• [Excerpted text]
▶

Russell Galloway’s house and barn is among farm lots that McMurray/Ballenger Road residents want rezoned back to residential. Photo by Pete Zamplas.
Eager to make their case publicly on Thursday, April 21, they want to protect such land-use options as building a home for a relative on spacious, multi-acreage land.
Industrial rezoning was recently done in properties bounded by McMurray Road and Ballenger Road, heading northward from Upward Road toward Tracy Grove Road, County Business and Community Development Director John B. Mitchell said.
McMurray is the first road (going left only), after crossing over I-26 away from Hendersonville. It briefly runs parallel to I-26 from Upward, starting from Mountain Inn & Suites. The road soon veers rightward, past the red barn landmark of Bloomfield’s (formerly Dish Barn) then McAbee’s Fruit Stand, by farms then the two light industrial sites.

◀

• [Data provided]
▶

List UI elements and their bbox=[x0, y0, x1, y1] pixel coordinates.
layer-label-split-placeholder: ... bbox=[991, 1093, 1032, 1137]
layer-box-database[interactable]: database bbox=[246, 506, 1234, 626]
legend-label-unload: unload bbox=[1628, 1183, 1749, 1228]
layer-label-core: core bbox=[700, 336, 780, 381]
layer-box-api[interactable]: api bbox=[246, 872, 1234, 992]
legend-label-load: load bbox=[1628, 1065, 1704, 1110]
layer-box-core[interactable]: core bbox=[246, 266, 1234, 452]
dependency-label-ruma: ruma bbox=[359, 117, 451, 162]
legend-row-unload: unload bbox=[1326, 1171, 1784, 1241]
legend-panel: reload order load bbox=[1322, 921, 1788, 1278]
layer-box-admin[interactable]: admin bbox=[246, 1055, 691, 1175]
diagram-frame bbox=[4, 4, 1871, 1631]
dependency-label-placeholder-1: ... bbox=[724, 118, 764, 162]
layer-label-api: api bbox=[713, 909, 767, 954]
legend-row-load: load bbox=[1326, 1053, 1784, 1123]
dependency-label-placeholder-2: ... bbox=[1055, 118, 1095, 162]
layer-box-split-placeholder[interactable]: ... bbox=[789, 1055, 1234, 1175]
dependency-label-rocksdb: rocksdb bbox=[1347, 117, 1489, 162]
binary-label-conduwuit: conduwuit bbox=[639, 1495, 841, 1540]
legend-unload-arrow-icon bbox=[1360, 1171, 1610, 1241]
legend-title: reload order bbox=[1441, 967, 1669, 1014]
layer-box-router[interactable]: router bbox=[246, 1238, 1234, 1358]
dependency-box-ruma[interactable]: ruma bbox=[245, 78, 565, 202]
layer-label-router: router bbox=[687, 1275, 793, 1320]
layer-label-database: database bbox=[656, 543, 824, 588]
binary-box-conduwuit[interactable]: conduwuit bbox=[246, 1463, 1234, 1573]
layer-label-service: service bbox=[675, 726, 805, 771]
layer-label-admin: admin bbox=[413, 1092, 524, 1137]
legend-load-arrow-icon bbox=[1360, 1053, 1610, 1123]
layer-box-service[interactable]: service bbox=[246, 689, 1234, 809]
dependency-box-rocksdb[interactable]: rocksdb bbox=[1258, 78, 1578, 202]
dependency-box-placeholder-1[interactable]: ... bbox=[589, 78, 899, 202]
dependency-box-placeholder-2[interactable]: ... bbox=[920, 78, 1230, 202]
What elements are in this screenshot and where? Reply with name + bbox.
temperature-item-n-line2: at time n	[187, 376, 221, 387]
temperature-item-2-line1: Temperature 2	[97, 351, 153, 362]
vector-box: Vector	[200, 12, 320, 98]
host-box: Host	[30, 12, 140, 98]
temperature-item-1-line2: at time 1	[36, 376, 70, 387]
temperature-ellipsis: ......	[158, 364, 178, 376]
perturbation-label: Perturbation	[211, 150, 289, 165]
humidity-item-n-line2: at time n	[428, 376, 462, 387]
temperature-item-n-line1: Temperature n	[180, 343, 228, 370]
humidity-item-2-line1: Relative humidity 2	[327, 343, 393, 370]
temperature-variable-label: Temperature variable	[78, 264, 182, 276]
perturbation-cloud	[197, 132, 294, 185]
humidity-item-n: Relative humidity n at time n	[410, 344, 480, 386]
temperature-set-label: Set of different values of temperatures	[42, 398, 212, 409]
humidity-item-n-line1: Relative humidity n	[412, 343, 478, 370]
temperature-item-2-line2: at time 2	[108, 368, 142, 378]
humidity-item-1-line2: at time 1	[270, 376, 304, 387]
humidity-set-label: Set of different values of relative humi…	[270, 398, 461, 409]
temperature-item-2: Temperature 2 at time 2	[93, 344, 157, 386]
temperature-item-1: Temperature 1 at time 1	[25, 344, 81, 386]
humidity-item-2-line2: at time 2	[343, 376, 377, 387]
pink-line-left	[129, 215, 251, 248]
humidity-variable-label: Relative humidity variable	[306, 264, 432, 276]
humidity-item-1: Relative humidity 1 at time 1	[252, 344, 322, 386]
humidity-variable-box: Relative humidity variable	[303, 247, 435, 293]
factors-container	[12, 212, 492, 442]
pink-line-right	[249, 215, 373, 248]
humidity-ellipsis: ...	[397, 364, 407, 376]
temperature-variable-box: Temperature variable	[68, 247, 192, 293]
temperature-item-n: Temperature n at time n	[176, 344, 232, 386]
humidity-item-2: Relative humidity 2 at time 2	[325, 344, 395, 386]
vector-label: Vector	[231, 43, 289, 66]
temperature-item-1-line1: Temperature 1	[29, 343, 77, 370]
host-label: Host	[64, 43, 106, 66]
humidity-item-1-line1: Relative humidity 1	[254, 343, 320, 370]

◀

• [Instructions]
• a. In the article on the rezoning near McMurray Road, who is identified as the County Business and Community Development Director?
• b. Write the next few sentences of the article on the McMurray Road and Ballenger Road rezoning, continuing from its final sentence.

• [Solved tasks]
• a. John B. Mitchell

• b.
This view of farmland off McMurray Road (at right) is from Coastal AgroBusiness and Russell Galloway’s drive. Ebby Manor Road is in the distance, heading left from McMurray. Photo by Pete Zamplas.
Residents are also concerned about soil erosion and stormwater runoff that has risen since industry emerged. They question planning review conclusions that the area’s topography is fine for industry to feasibly operate there. They see flooding as making this longtime farm area ill-suited for industrialization, fueling debate over what extent it indeed hinders industry and what types might still work there.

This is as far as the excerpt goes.